* **Task requirements**: Output all lines exactly.

===== Exercise input

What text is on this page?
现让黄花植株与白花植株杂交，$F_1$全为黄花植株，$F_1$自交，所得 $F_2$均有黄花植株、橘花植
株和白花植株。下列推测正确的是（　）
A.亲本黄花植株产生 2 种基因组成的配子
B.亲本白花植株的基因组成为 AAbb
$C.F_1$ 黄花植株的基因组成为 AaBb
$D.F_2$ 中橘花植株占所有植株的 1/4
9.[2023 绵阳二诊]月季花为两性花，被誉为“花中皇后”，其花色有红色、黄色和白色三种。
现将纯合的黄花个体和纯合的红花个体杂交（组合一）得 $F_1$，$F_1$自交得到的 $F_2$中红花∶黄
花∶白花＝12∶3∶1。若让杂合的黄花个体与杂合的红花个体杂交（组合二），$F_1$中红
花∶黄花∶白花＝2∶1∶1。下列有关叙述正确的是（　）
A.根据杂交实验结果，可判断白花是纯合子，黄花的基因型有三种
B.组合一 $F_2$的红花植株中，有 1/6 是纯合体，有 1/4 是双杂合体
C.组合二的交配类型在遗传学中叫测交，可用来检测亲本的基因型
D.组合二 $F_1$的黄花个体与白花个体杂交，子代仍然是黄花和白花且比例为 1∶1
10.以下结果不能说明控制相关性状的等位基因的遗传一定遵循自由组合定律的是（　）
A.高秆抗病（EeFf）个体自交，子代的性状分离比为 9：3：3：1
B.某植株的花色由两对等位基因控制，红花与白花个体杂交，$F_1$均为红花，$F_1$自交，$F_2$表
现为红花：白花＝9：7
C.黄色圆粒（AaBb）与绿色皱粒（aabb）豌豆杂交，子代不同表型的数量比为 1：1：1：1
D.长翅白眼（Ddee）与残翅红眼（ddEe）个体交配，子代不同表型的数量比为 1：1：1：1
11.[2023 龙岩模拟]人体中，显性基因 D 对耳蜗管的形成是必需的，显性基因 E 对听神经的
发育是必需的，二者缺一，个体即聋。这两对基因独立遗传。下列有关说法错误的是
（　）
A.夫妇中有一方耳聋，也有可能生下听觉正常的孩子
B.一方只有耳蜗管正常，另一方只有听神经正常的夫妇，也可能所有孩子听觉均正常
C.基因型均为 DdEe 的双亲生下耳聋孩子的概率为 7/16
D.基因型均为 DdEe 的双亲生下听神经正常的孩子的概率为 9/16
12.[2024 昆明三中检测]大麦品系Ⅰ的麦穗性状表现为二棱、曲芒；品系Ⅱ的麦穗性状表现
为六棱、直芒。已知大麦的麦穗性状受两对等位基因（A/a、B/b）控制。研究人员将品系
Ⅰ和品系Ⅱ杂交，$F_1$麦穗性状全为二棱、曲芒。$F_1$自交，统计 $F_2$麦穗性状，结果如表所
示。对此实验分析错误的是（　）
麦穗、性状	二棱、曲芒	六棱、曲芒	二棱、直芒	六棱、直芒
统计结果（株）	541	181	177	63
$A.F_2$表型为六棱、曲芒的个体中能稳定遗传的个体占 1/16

==========

* **Written answer**:
What text is on this page?
现让黄花植株与白花植株杂交，$F_1$全为黄花植株，$F_1$自交，所得 $F_2$均有黄花植株、橘花植
株和白花植株。下列推测正确的是（　）
A.亲本黄花植株产生 2 种基因组成的配子
B.亲本白花植株的基因组成为 AAbb
$C.F_1$ 黄花植株的基因组成为 AaBb
$D.F_2$ 中橘花植株占所有植株的 1/4
9.[2023 绵阳二诊]月季花为两性花，被誉为“花中皇后”，其花色有红色、黄色和白色三种。
现将纯合的黄花个体和纯合的红花个体杂交（组合一）得 $F_1$，$F_1$自交得到的 $F_2$中红花∶黄
花∶白花＝12∶3∶1。若让杂合的黄花个体与杂合的红花个体杂交（组合二），$F_1$中红
花∶黄花∶白花＝2∶1∶1。下列有关叙述正确的是（　）
A.根据杂交实验结果，可判断白花是纯合子，黄花的基因型有三种
B.组合一 $F_2$的红花植株中，有 1/6 是纯合体，有 1/4 是双杂合体
C.组合二的交配类型在遗传学中叫测交，可用来检测亲本的基因型
D.组合二 $F_1$的黄花个体与白花个体杂交，子代仍然是黄花和白花且比例为 1∶1
10.以下结果不能说明控制相关性状的等位基因的遗传一定遵循自由组合定律的是（　）
A.高秆抗病（EeFf）个体自交，子代的性状分离比为 9：3：3：1
B.某植株的花色由两对等位基因控制，红花与白花个体杂交，$F_1$均为红花，$F_1$自交，$F_2$表
现为红花：白花＝9：7
C.黄色圆粒（AaBb）与绿色皱粒（aabb）豌豆杂交，子代不同表型的数量比为 1：1：1：1
D.长翅白眼（Ddee）与残翅红眼（ddEe）个体交配，子代不同表型的数量比为 1：1：1：1
11.[2023 龙岩模拟]人体中，显性基因 D 对耳蜗管的形成是必需的，显性基因 E 对听神经的
发育是必需的，二者缺一，个体即聋。这两对基因独立遗传。下列有关说法错误的是
（　）
A.夫妇中有一方耳聋，也有可能生下听觉正常的孩子
B.一方只有耳蜗管正常，另一方只有听神经正常的夫妇，也可能所有孩子听觉均正常
C.基因型均为 DdEe 的双亲生下耳聋孩子的概率为 7/16
D.基因型均为 DdEe 的双亲生下听神经正常的孩子的概率为 9/16
12.[2024 昆明三中检测]大麦品系Ⅰ的麦穗性状表现为二棱、曲芒；品系Ⅱ的麦穗性状表现
为六棱、直芒。已知大麦的麦穗性状受两对等位基因（A/a、B/b）控制。研究人员将品系
Ⅰ和品系Ⅱ杂交，$F_1$麦穗性状全为二棱、曲芒。$F_1$自交，统计 $F_2$麦穗性状，结果如表所
示。对此实验分析错误的是（　）
麦穗、性状	二棱、曲芒	六棱、曲芒	二棱、直芒	六棱、直芒
统计结果（株）	541	181	177	63
$A.F_2$表型为六棱、曲芒的个体中能稳定遗传的个体占 1/16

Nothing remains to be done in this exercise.